**Figure collection entries**.
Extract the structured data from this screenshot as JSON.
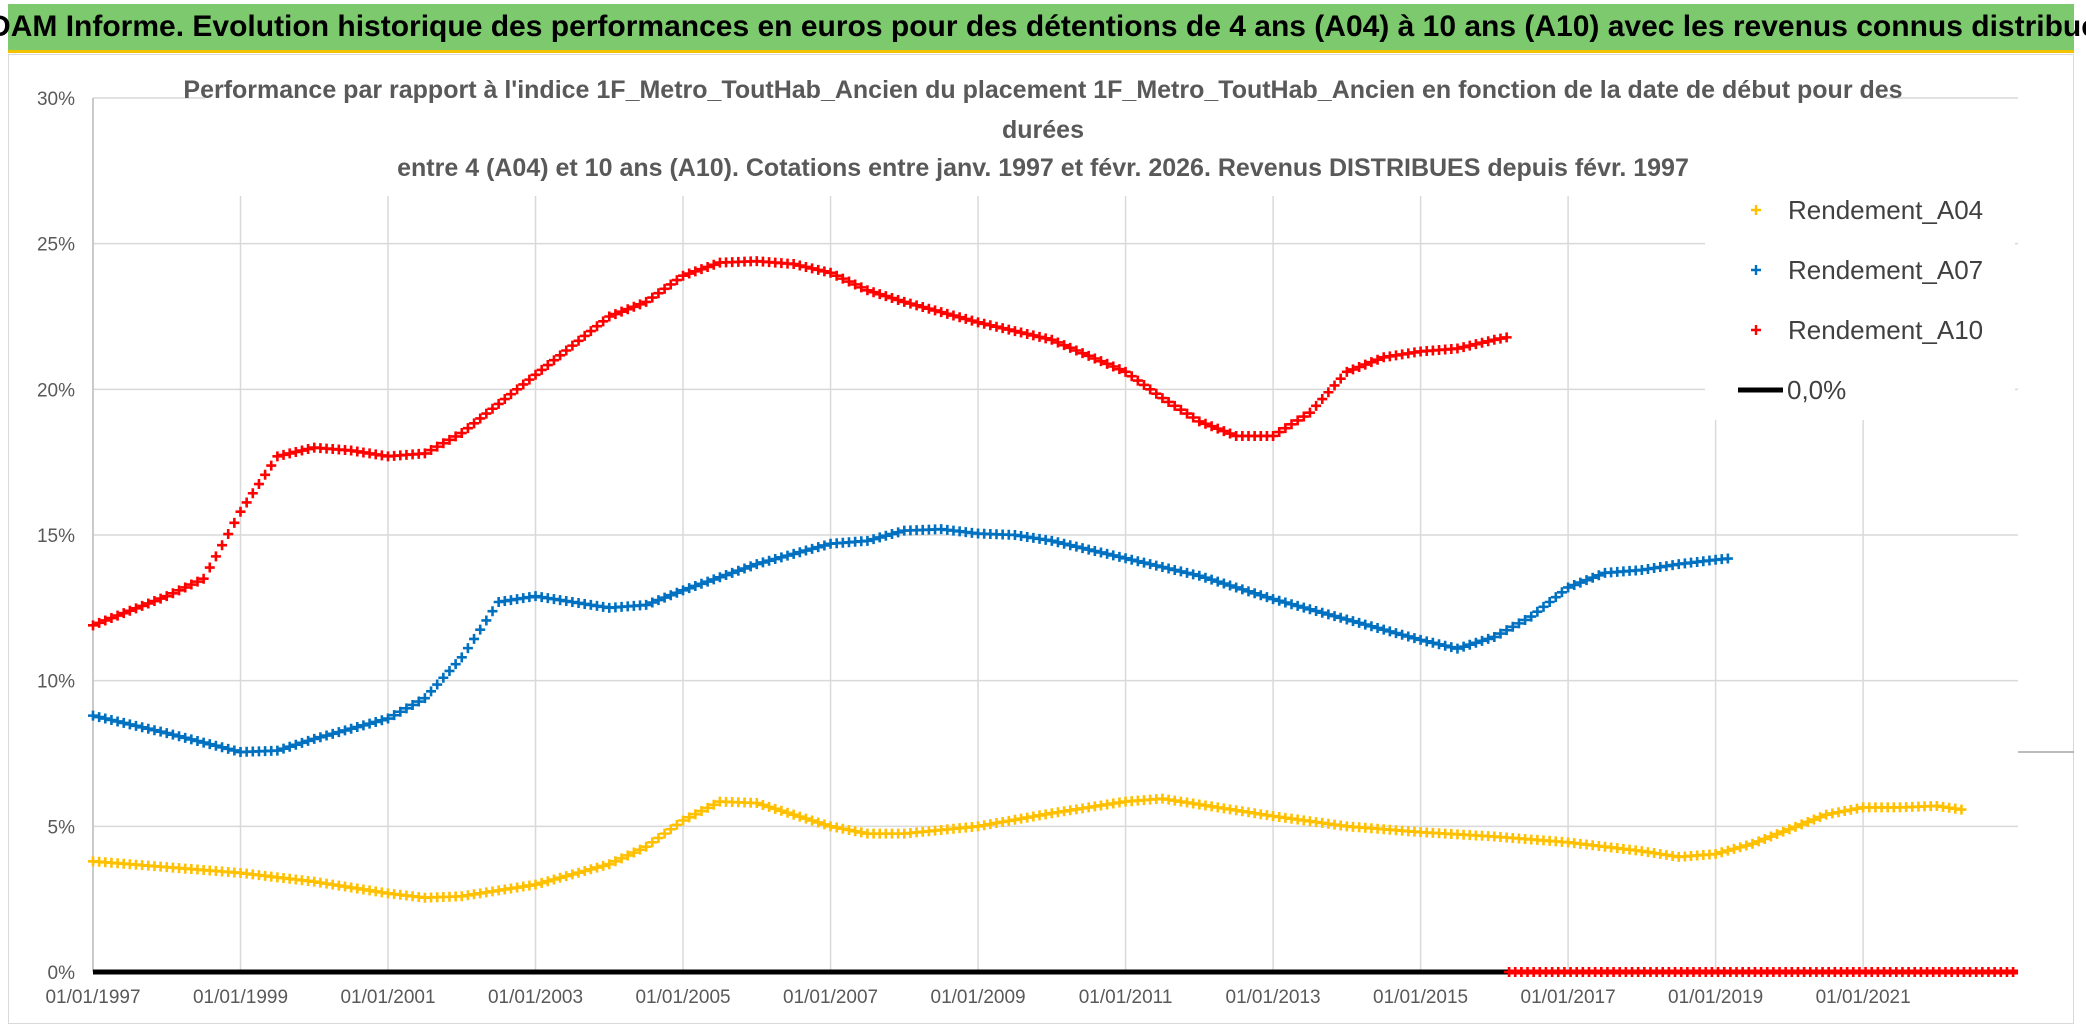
{
  "banner": "ADAM Informe. Evolution historique des performances en euros pour des détentions de 4 ans (A04) à 10 ans (A10) avec les revenus connus distribués",
  "chart_data": {
    "type": "scatter",
    "title_lines": [
      "Performance par rapport à l'indice 1F_Metro_ToutHab_Ancien  du placement 1F_Metro_ToutHab_Ancien en fonction de la date de début pour des",
      "durées",
      "entre 4 (A04) et 10 ans (A10). Cotations entre janv. 1997 et févr. 2026. Revenus DISTRIBUES depuis févr. 1997"
    ],
    "xlim": [
      1997.0,
      2023.1
    ],
    "ylim": [
      0,
      30
    ],
    "x_ticks": [
      "01/01/1997",
      "01/01/1999",
      "01/01/2001",
      "01/01/2003",
      "01/01/2005",
      "01/01/2007",
      "01/01/2009",
      "01/01/2011",
      "01/01/2013",
      "01/01/2015",
      "01/01/2017",
      "01/01/2019",
      "01/01/2021"
    ],
    "x_tick_values": [
      1997,
      1999,
      2001,
      2003,
      2005,
      2007,
      2009,
      2011,
      2013,
      2015,
      2017,
      2019,
      2021
    ],
    "y_ticks": [
      "0%",
      "5%",
      "10%",
      "15%",
      "20%",
      "25%",
      "30%"
    ],
    "y_tick_values": [
      0,
      5,
      10,
      15,
      20,
      25,
      30
    ],
    "grid": true,
    "legend_position": "top-right",
    "series": [
      {
        "name": "Rendement_A04",
        "color": "#ffc000",
        "x": [
          1997.0,
          1998.0,
          1999.0,
          2000.0,
          2001.0,
          2001.5,
          2002.0,
          2003.0,
          2004.0,
          2004.5,
          2005.0,
          2005.5,
          2006.0,
          2006.5,
          2007.0,
          2007.5,
          2008.0,
          2009.0,
          2010.0,
          2011.0,
          2011.5,
          2012.0,
          2013.0,
          2014.0,
          2015.0,
          2016.0,
          2017.0,
          2018.0,
          2018.5,
          2019.0,
          2019.5,
          2020.0,
          2020.5,
          2021.0,
          2021.5,
          2022.0,
          2022.4
        ],
        "y": [
          3.8,
          3.6,
          3.4,
          3.1,
          2.7,
          2.55,
          2.6,
          3.0,
          3.7,
          4.3,
          5.2,
          5.85,
          5.8,
          5.4,
          5.0,
          4.75,
          4.75,
          5.0,
          5.45,
          5.85,
          5.95,
          5.75,
          5.35,
          5.0,
          4.8,
          4.65,
          4.45,
          4.15,
          3.95,
          4.05,
          4.4,
          4.9,
          5.4,
          5.65,
          5.65,
          5.7,
          5.55
        ]
      },
      {
        "name": "Rendement_A07",
        "color": "#0070c0",
        "x": [
          1997.0,
          1998.0,
          1999.0,
          1999.5,
          2000.0,
          2001.0,
          2001.5,
          2002.0,
          2002.5,
          2003.0,
          2004.0,
          2004.5,
          2005.0,
          2006.0,
          2007.0,
          2007.5,
          2008.0,
          2008.5,
          2009.0,
          2009.5,
          2010.0,
          2011.0,
          2012.0,
          2013.0,
          2014.0,
          2015.0,
          2015.5,
          2016.0,
          2016.5,
          2017.0,
          2017.5,
          2018.0,
          2018.5,
          2019.0,
          2019.2
        ],
        "y": [
          8.8,
          8.2,
          7.55,
          7.6,
          8.0,
          8.7,
          9.4,
          10.8,
          12.7,
          12.9,
          12.5,
          12.6,
          13.1,
          14.0,
          14.7,
          14.8,
          15.15,
          15.2,
          15.05,
          15.0,
          14.8,
          14.2,
          13.6,
          12.8,
          12.1,
          11.4,
          11.1,
          11.5,
          12.2,
          13.2,
          13.7,
          13.8,
          14.0,
          14.15,
          14.2
        ]
      },
      {
        "name": "Rendement_A10",
        "color": "#ff0000",
        "x": [
          1997.0,
          1997.5,
          1998.0,
          1998.5,
          1999.0,
          1999.5,
          2000.0,
          2000.5,
          2001.0,
          2001.5,
          2002.0,
          2002.5,
          2003.0,
          2003.5,
          2004.0,
          2004.5,
          2005.0,
          2005.5,
          2006.0,
          2006.5,
          2007.0,
          2007.5,
          2008.0,
          2009.0,
          2010.0,
          2011.0,
          2011.5,
          2012.0,
          2012.5,
          2013.0,
          2013.5,
          2014.0,
          2014.5,
          2015.0,
          2015.5,
          2016.0,
          2016.2
        ],
        "y": [
          11.9,
          12.4,
          12.9,
          13.5,
          15.8,
          17.7,
          18.0,
          17.9,
          17.7,
          17.8,
          18.5,
          19.5,
          20.5,
          21.5,
          22.5,
          23.0,
          23.9,
          24.35,
          24.4,
          24.3,
          24.0,
          23.4,
          23.0,
          22.3,
          21.7,
          20.6,
          19.7,
          18.9,
          18.4,
          18.4,
          19.2,
          20.6,
          21.1,
          21.3,
          21.4,
          21.7,
          21.8
        ]
      },
      {
        "name": "0,0%",
        "color": "#000000",
        "x": [
          1997.0,
          2016.2
        ],
        "y": [
          0,
          0
        ]
      }
    ],
    "zero_markers_red": {
      "x_start": 2016.2,
      "x_end": 2023.1,
      "y": 0
    }
  }
}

**SHORT TASK**.
Each line of the data is to be duplicated exactly; pictures stay out of the copy.

**SOLUTION**.
Extract the structured data from this screenshot as JSON.
{
  "banner": "ADAM Informe. Evolution historique des performances en euros pour des détentions de 4 ans (A04) à 10 ans (A10) avec les revenus connus distribués",
  "chart_data": {
    "type": "scatter",
    "title_lines": [
      "Performance par rapport à l'indice 1F_Metro_ToutHab_Ancien  du placement 1F_Metro_ToutHab_Ancien en fonction de la date de début pour des",
      "durées",
      "entre 4 (A04) et 10 ans (A10). Cotations entre janv. 1997 et févr. 2026. Revenus DISTRIBUES depuis févr. 1997"
    ],
    "xlim": [
      1997.0,
      2023.1
    ],
    "ylim": [
      0,
      30
    ],
    "x_ticks": [
      "01/01/1997",
      "01/01/1999",
      "01/01/2001",
      "01/01/2003",
      "01/01/2005",
      "01/01/2007",
      "01/01/2009",
      "01/01/2011",
      "01/01/2013",
      "01/01/2015",
      "01/01/2017",
      "01/01/2019",
      "01/01/2021"
    ],
    "x_tick_values": [
      1997,
      1999,
      2001,
      2003,
      2005,
      2007,
      2009,
      2011,
      2013,
      2015,
      2017,
      2019,
      2021
    ],
    "y_ticks": [
      "0%",
      "5%",
      "10%",
      "15%",
      "20%",
      "25%",
      "30%"
    ],
    "y_tick_values": [
      0,
      5,
      10,
      15,
      20,
      25,
      30
    ],
    "grid": true,
    "legend_position": "top-right",
    "series": [
      {
        "name": "Rendement_A04",
        "color": "#ffc000",
        "x": [
          1997.0,
          1998.0,
          1999.0,
          2000.0,
          2001.0,
          2001.5,
          2002.0,
          2003.0,
          2004.0,
          2004.5,
          2005.0,
          2005.5,
          2006.0,
          2006.5,
          2007.0,
          2007.5,
          2008.0,
          2009.0,
          2010.0,
          2011.0,
          2011.5,
          2012.0,
          2013.0,
          2014.0,
          2015.0,
          2016.0,
          2017.0,
          2018.0,
          2018.5,
          2019.0,
          2019.5,
          2020.0,
          2020.5,
          2021.0,
          2021.5,
          2022.0,
          2022.4
        ],
        "y": [
          3.8,
          3.6,
          3.4,
          3.1,
          2.7,
          2.55,
          2.6,
          3.0,
          3.7,
          4.3,
          5.2,
          5.85,
          5.8,
          5.4,
          5.0,
          4.75,
          4.75,
          5.0,
          5.45,
          5.85,
          5.95,
          5.75,
          5.35,
          5.0,
          4.8,
          4.65,
          4.45,
          4.15,
          3.95,
          4.05,
          4.4,
          4.9,
          5.4,
          5.65,
          5.65,
          5.7,
          5.55
        ]
      },
      {
        "name": "Rendement_A07",
        "color": "#0070c0",
        "x": [
          1997.0,
          1998.0,
          1999.0,
          1999.5,
          2000.0,
          2001.0,
          2001.5,
          2002.0,
          2002.5,
          2003.0,
          2004.0,
          2004.5,
          2005.0,
          2006.0,
          2007.0,
          2007.5,
          2008.0,
          2008.5,
          2009.0,
          2009.5,
          2010.0,
          2011.0,
          2012.0,
          2013.0,
          2014.0,
          2015.0,
          2015.5,
          2016.0,
          2016.5,
          2017.0,
          2017.5,
          2018.0,
          2018.5,
          2019.0,
          2019.2
        ],
        "y": [
          8.8,
          8.2,
          7.55,
          7.6,
          8.0,
          8.7,
          9.4,
          10.8,
          12.7,
          12.9,
          12.5,
          12.6,
          13.1,
          14.0,
          14.7,
          14.8,
          15.15,
          15.2,
          15.05,
          15.0,
          14.8,
          14.2,
          13.6,
          12.8,
          12.1,
          11.4,
          11.1,
          11.5,
          12.2,
          13.2,
          13.7,
          13.8,
          14.0,
          14.15,
          14.2
        ]
      },
      {
        "name": "Rendement_A10",
        "color": "#ff0000",
        "x": [
          1997.0,
          1997.5,
          1998.0,
          1998.5,
          1999.0,
          1999.5,
          2000.0,
          2000.5,
          2001.0,
          2001.5,
          2002.0,
          2002.5,
          2003.0,
          2003.5,
          2004.0,
          2004.5,
          2005.0,
          2005.5,
          2006.0,
          2006.5,
          2007.0,
          2007.5,
          2008.0,
          2009.0,
          2010.0,
          2011.0,
          2011.5,
          2012.0,
          2012.5,
          2013.0,
          2013.5,
          2014.0,
          2014.5,
          2015.0,
          2015.5,
          2016.0,
          2016.2
        ],
        "y": [
          11.9,
          12.4,
          12.9,
          13.5,
          15.8,
          17.7,
          18.0,
          17.9,
          17.7,
          17.8,
          18.5,
          19.5,
          20.5,
          21.5,
          22.5,
          23.0,
          23.9,
          24.35,
          24.4,
          24.3,
          24.0,
          23.4,
          23.0,
          22.3,
          21.7,
          20.6,
          19.7,
          18.9,
          18.4,
          18.4,
          19.2,
          20.6,
          21.1,
          21.3,
          21.4,
          21.7,
          21.8
        ]
      },
      {
        "name": "0,0%",
        "color": "#000000",
        "x": [
          1997.0,
          2016.2
        ],
        "y": [
          0,
          0
        ]
      }
    ],
    "zero_markers_red": {
      "x_start": 2016.2,
      "x_end": 2023.1,
      "y": 0
    }
  }
}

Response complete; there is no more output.